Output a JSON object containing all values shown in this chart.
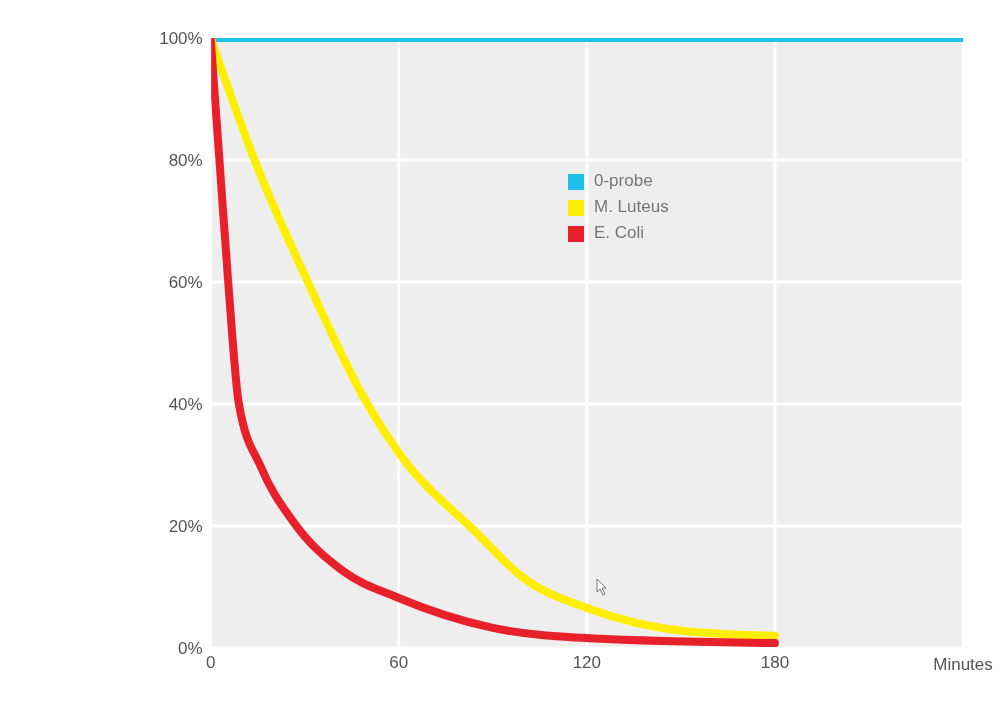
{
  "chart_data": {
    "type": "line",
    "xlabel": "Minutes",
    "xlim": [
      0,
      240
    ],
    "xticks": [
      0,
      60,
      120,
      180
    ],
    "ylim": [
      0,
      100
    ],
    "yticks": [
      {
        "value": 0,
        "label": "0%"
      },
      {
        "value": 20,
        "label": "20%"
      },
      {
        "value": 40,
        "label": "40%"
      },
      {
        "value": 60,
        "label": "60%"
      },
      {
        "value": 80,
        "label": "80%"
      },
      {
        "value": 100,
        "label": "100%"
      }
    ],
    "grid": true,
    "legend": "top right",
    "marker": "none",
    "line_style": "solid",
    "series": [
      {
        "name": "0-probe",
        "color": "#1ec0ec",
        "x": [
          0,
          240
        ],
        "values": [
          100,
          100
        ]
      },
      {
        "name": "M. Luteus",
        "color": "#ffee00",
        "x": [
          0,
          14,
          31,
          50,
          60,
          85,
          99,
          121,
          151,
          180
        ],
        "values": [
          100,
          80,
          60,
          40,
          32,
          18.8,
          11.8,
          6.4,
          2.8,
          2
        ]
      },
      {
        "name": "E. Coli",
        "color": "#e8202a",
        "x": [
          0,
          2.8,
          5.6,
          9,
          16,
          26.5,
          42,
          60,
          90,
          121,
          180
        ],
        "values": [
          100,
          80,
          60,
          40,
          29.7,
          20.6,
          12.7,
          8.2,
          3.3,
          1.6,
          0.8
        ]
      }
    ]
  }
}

**WORK TO DO**
Find all lines where the word "color" appears. Copy them.

**COMPLETE OUTPUT**
        "color": "#1ec0ec",
        "color": "#ffee00",
        "color": "#e8202a",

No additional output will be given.